Goal:
Please print every line from the one containing "Output the text content of this document." through the last line of the records below, exactly as written and nothing more.

Collected data:
^^^^^^^^

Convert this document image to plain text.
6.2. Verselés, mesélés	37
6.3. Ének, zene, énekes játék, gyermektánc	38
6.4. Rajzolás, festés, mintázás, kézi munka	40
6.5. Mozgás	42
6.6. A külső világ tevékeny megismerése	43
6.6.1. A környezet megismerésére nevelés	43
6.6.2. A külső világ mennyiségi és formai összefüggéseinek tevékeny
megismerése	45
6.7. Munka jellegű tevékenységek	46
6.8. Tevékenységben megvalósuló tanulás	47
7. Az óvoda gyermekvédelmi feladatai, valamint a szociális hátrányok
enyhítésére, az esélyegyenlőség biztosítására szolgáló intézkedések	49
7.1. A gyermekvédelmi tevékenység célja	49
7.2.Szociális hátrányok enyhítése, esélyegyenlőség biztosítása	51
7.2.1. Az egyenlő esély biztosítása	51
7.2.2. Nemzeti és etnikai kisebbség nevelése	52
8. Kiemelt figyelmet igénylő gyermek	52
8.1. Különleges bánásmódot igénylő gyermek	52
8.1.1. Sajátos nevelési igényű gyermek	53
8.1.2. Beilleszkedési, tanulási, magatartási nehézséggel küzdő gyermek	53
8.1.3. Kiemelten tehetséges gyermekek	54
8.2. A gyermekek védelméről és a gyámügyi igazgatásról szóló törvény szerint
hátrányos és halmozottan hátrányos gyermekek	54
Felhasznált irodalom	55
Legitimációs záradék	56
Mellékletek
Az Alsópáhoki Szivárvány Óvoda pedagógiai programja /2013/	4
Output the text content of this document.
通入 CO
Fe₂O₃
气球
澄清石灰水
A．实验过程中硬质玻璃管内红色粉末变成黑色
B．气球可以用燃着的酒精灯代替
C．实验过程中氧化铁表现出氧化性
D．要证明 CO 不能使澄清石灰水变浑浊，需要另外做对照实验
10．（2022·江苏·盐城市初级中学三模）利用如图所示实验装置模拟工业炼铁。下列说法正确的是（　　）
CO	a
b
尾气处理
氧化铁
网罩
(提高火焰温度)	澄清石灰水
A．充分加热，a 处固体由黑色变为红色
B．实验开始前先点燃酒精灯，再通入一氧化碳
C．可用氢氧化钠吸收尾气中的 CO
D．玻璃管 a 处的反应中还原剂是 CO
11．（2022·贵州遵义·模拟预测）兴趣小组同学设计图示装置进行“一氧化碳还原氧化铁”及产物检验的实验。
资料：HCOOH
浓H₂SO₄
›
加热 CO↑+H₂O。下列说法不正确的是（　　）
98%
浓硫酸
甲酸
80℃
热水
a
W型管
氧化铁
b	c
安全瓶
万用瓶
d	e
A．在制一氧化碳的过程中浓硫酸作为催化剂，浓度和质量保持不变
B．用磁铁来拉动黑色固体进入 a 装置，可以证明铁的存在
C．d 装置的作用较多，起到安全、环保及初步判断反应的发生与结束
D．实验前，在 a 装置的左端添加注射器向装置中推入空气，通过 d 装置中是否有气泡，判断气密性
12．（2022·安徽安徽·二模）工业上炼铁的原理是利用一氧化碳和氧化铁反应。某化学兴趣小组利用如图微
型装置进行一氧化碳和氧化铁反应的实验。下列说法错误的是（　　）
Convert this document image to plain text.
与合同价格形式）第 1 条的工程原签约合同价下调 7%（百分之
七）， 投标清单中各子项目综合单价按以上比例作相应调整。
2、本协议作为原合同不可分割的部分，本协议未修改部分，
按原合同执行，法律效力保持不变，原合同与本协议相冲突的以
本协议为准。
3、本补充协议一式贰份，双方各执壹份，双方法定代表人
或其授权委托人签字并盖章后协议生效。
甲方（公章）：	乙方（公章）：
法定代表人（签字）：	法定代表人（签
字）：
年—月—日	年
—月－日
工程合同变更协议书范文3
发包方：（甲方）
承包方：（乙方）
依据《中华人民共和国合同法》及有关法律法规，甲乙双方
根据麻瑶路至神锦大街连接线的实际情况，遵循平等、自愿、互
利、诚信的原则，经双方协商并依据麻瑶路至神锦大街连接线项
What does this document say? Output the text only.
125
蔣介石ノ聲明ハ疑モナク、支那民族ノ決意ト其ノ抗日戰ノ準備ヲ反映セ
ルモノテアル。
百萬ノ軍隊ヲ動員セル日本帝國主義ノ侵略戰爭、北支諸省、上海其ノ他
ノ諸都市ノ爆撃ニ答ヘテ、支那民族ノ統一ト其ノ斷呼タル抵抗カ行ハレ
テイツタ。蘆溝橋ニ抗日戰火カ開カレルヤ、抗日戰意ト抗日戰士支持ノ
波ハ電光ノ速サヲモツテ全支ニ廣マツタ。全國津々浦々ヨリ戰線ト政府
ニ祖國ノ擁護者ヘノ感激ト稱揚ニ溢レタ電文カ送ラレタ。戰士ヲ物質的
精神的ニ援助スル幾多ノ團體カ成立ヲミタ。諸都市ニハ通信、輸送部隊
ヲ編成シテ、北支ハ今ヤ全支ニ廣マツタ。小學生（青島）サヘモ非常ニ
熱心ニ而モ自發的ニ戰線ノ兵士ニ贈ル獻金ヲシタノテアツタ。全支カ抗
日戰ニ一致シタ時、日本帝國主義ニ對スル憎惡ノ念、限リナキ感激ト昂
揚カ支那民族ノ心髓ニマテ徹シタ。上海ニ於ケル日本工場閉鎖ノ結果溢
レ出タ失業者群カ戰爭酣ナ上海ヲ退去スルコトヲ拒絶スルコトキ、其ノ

^^^^^^^^

Answer to the exercise:
Output the text content of this document.
通入 CO
Fe₂O₃
气球
澄清石灰水
A．实验过程中硬质玻璃管内红色粉末变成黑色
B．气球可以用燃着的酒精灯代替
C．实验过程中氧化铁表现出氧化性
D．要证明 CO 不能使澄清石灰水变浑浊，需要另外做对照实验
10．（2022·江苏·盐城市初级中学三模）利用如图所示实验装置模拟工业炼铁。下列说法正确的是（　　）
CO	a
b
尾气处理
氧化铁
网罩
(提高火焰温度)	澄清石灰水
A．充分加热，a 处固体由黑色变为红色
B．实验开始前先点燃酒精灯，再通入一氧化碳
C．可用氢氧化钠吸收尾气中的 CO
D．玻璃管 a 处的反应中还原剂是 CO
11．（2022·贵州遵义·模拟预测）兴趣小组同学设计图示装置进行“一氧化碳还原氧化铁”及产物检验的实验。
资料：HCOOH
浓H₂SO₄
›
加热 CO↑+H₂O。下列说法不正确的是（　　）
98%
浓硫酸
甲酸
80℃
热水
a
W型管
氧化铁
b	c
安全瓶
万用瓶
d	e
A．在制一氧化碳的过程中浓硫酸作为催化剂，浓度和质量保持不变
B．用磁铁来拉动黑色固体进入 a 装置，可以证明铁的存在
C．d 装置的作用较多，起到安全、环保及初步判断反应的发生与结束
D．实验前，在 a 装置的左端添加注射器向装置中推入空气，通过 d 装置中是否有气泡，判断气密性
12．（2022·安徽安徽·二模）工业上炼铁的原理是利用一氧化碳和氧化铁反应。某化学兴趣小组利用如图微
型装置进行一氧化碳和氧化铁反应的实验。下列说法错误的是（　　）
Convert this document image to plain text.
与合同价格形式）第 1 条的工程原签约合同价下调 7%（百分之
七）， 投标清单中各子项目综合单价按以上比例作相应调整。
2、本协议作为原合同不可分割的部分，本协议未修改部分，
按原合同执行，法律效力保持不变，原合同与本协议相冲突的以
本协议为准。
3、本补充协议一式贰份，双方各执壹份，双方法定代表人
或其授权委托人签字并盖章后协议生效。
甲方（公章）：	乙方（公章）：
法定代表人（签字）：	法定代表人（签
字）：
年—月—日	年
—月－日
工程合同变更协议书范文3
发包方：（甲方）
承包方：（乙方）
依据《中华人民共和国合同法》及有关法律法规，甲乙双方
根据麻瑶路至神锦大街连接线的实际情况，遵循平等、自愿、互
利、诚信的原则，经双方协商并依据麻瑶路至神锦大街连接线项
What does this document say? Output the text only.
125
蔣介石ノ聲明ハ疑モナク、支那民族ノ決意ト其ノ抗日戰ノ準備ヲ反映セ
ルモノテアル。
百萬ノ軍隊ヲ動員セル日本帝國主義ノ侵略戰爭、北支諸省、上海其ノ他
ノ諸都市ノ爆撃ニ答ヘテ、支那民族ノ統一ト其ノ斷呼タル抵抗カ行ハレ
テイツタ。蘆溝橋ニ抗日戰火カ開カレルヤ、抗日戰意ト抗日戰士支持ノ
波ハ電光ノ速サヲモツテ全支ニ廣マツタ。全國津々浦々ヨリ戰線ト政府
ニ祖國ノ擁護者ヘノ感激ト稱揚ニ溢レタ電文カ送ラレタ。戰士ヲ物質的
精神的ニ援助スル幾多ノ團體カ成立ヲミタ。諸都市ニハ通信、輸送部隊
ヲ編成シテ、北支ハ今ヤ全支ニ廣マツタ。小學生（青島）サヘモ非常ニ
熱心ニ而モ自發的ニ戰線ノ兵士ニ贈ル獻金ヲシタノテアツタ。全支カ抗
日戰ニ一致シタ時、日本帝國主義ニ對スル憎惡ノ念、限リナキ感激ト昂
揚カ支那民族ノ心髓ニマテ徹シタ。上海ニ於ケル日本工場閉鎖ノ結果溢
レ出タ失業者群カ戰爭酣ナ上海ヲ退去スルコトヲ拒絶スルコトキ、其ノ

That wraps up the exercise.